Short task
Reproduce the listing below word for word, with no pictures.

Supplied records
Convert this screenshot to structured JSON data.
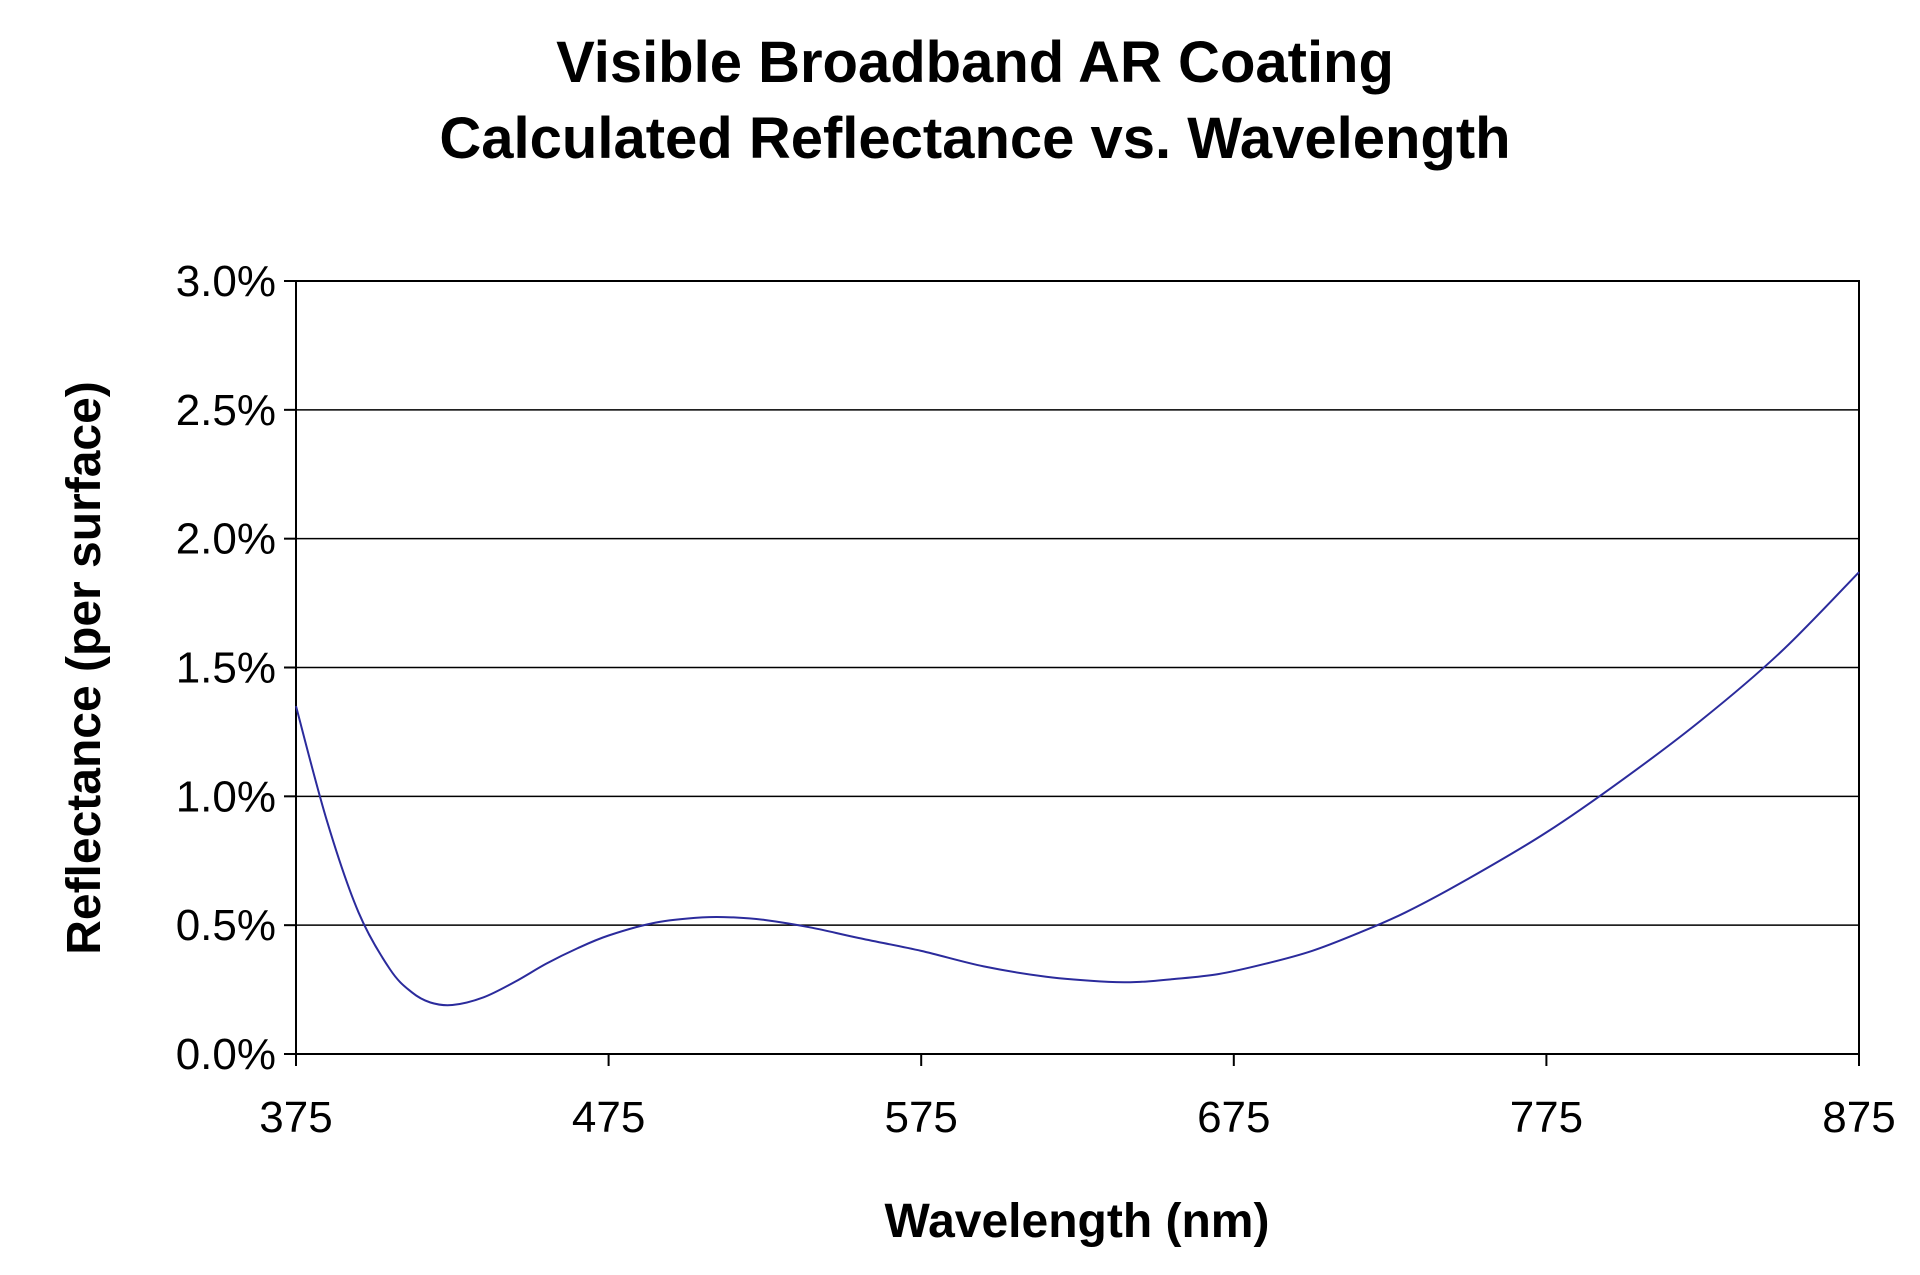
{
  "chart_data": {
    "type": "line",
    "title": [
      "Visible Broadband AR Coating",
      "Calculated Reflectance vs. Wavelength"
    ],
    "xlabel": "Wavelength (nm)",
    "ylabel": "Reflectance (per surface)",
    "xlim": [
      375,
      875
    ],
    "ylim": [
      0.0,
      3.0
    ],
    "x_ticks": [
      "375",
      "475",
      "575",
      "675",
      "775",
      "875"
    ],
    "y_ticks": [
      "0.0%",
      "0.5%",
      "1.0%",
      "1.5%",
      "2.0%",
      "2.5%",
      "3.0%"
    ],
    "grid": "horizontal",
    "legend": "none",
    "line_color": "#2b2b9c",
    "series": [
      {
        "x": [
          375,
          385,
          395,
          405,
          412,
          418,
          425,
          435,
          445,
          455,
          465,
          475,
          490,
          505,
          515,
          525,
          540,
          555,
          575,
          595,
          615,
          635,
          645,
          655,
          670,
          685,
          700,
          715,
          730,
          750,
          775,
          800,
          825,
          850,
          875
        ],
        "y": [
          1.35,
          0.9,
          0.55,
          0.33,
          0.24,
          0.2,
          0.19,
          0.22,
          0.28,
          0.35,
          0.41,
          0.46,
          0.51,
          0.53,
          0.53,
          0.52,
          0.49,
          0.45,
          0.4,
          0.34,
          0.3,
          0.28,
          0.28,
          0.29,
          0.31,
          0.35,
          0.4,
          0.47,
          0.55,
          0.68,
          0.86,
          1.07,
          1.3,
          1.56,
          1.87
        ]
      }
    ]
  }
}
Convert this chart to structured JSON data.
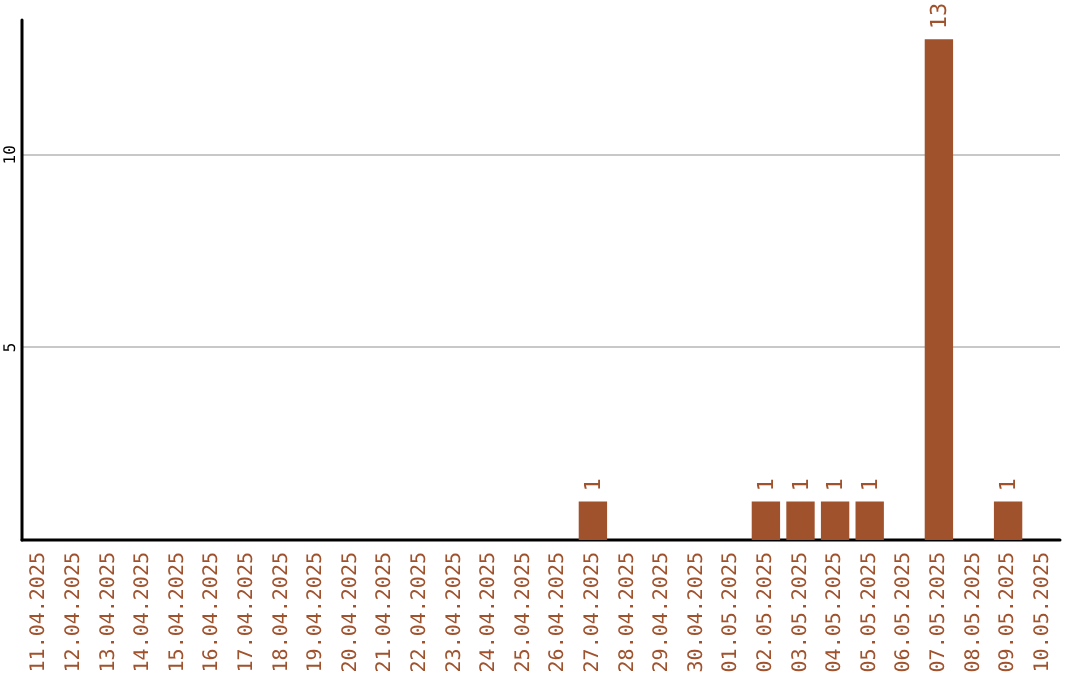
{
  "chart_data": {
    "type": "bar",
    "categories": [
      "11.04.2025",
      "12.04.2025",
      "13.04.2025",
      "14.04.2025",
      "15.04.2025",
      "16.04.2025",
      "17.04.2025",
      "18.04.2025",
      "19.04.2025",
      "20.04.2025",
      "21.04.2025",
      "22.04.2025",
      "23.04.2025",
      "24.04.2025",
      "25.04.2025",
      "26.04.2025",
      "27.04.2025",
      "28.04.2025",
      "29.04.2025",
      "30.04.2025",
      "01.05.2025",
      "02.05.2025",
      "03.05.2025",
      "04.05.2025",
      "05.05.2025",
      "06.05.2025",
      "07.05.2025",
      "08.05.2025",
      "09.05.2025",
      "10.05.2025"
    ],
    "values": [
      0,
      0,
      0,
      0,
      0,
      0,
      0,
      0,
      0,
      0,
      0,
      0,
      0,
      0,
      0,
      0,
      1,
      0,
      0,
      0,
      0,
      1,
      1,
      1,
      1,
      0,
      13,
      0,
      1,
      0
    ],
    "value_labels": [
      null,
      null,
      null,
      null,
      null,
      null,
      null,
      null,
      null,
      null,
      null,
      null,
      null,
      null,
      null,
      null,
      "1",
      null,
      null,
      null,
      null,
      "1",
      "1",
      "1",
      "1",
      null,
      "13",
      null,
      "1",
      null
    ],
    "color": "#a0522d",
    "ylim": [
      0,
      13.5
    ],
    "yticks": [
      5,
      10
    ],
    "grid": "y"
  }
}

Result of the exercise
Convert this screenshot to structured JSON data.
{
  "chart_data": {
    "type": "line",
    "title": [
      "Visible Broadband AR Coating",
      "Calculated Reflectance vs. Wavelength"
    ],
    "xlabel": "Wavelength (nm)",
    "ylabel": "Reflectance (per surface)",
    "xlim": [
      375,
      875
    ],
    "ylim": [
      0.0,
      3.0
    ],
    "x_ticks": [
      "375",
      "475",
      "575",
      "675",
      "775",
      "875"
    ],
    "y_ticks": [
      "0.0%",
      "0.5%",
      "1.0%",
      "1.5%",
      "2.0%",
      "2.5%",
      "3.0%"
    ],
    "grid": "horizontal",
    "legend": "none",
    "line_color": "#2b2b9c",
    "series": [
      {
        "x": [
          375,
          385,
          395,
          405,
          412,
          418,
          425,
          435,
          445,
          455,
          465,
          475,
          490,
          505,
          515,
          525,
          540,
          555,
          575,
          595,
          615,
          635,
          645,
          655,
          670,
          685,
          700,
          715,
          730,
          750,
          775,
          800,
          825,
          850,
          875
        ],
        "y": [
          1.35,
          0.9,
          0.55,
          0.33,
          0.24,
          0.2,
          0.19,
          0.22,
          0.28,
          0.35,
          0.41,
          0.46,
          0.51,
          0.53,
          0.53,
          0.52,
          0.49,
          0.45,
          0.4,
          0.34,
          0.3,
          0.28,
          0.28,
          0.29,
          0.31,
          0.35,
          0.4,
          0.47,
          0.55,
          0.68,
          0.86,
          1.07,
          1.3,
          1.56,
          1.87
        ]
      }
    ]
  }
}
Convert this chart to structured JSON data.
{
  "chart_data": {
    "type": "bar",
    "categories": [
      "11.04.2025",
      "12.04.2025",
      "13.04.2025",
      "14.04.2025",
      "15.04.2025",
      "16.04.2025",
      "17.04.2025",
      "18.04.2025",
      "19.04.2025",
      "20.04.2025",
      "21.04.2025",
      "22.04.2025",
      "23.04.2025",
      "24.04.2025",
      "25.04.2025",
      "26.04.2025",
      "27.04.2025",
      "28.04.2025",
      "29.04.2025",
      "30.04.2025",
      "01.05.2025",
      "02.05.2025",
      "03.05.2025",
      "04.05.2025",
      "05.05.2025",
      "06.05.2025",
      "07.05.2025",
      "08.05.2025",
      "09.05.2025",
      "10.05.2025"
    ],
    "values": [
      0,
      0,
      0,
      0,
      0,
      0,
      0,
      0,
      0,
      0,
      0,
      0,
      0,
      0,
      0,
      0,
      1,
      0,
      0,
      0,
      0,
      1,
      1,
      1,
      1,
      0,
      13,
      0,
      1,
      0
    ],
    "value_labels": [
      null,
      null,
      null,
      null,
      null,
      null,
      null,
      null,
      null,
      null,
      null,
      null,
      null,
      null,
      null,
      null,
      "1",
      null,
      null,
      null,
      null,
      "1",
      "1",
      "1",
      "1",
      null,
      "13",
      null,
      "1",
      null
    ],
    "color": "#a0522d",
    "ylim": [
      0,
      13.5
    ],
    "yticks": [
      5,
      10
    ],
    "grid": "y"
  }
}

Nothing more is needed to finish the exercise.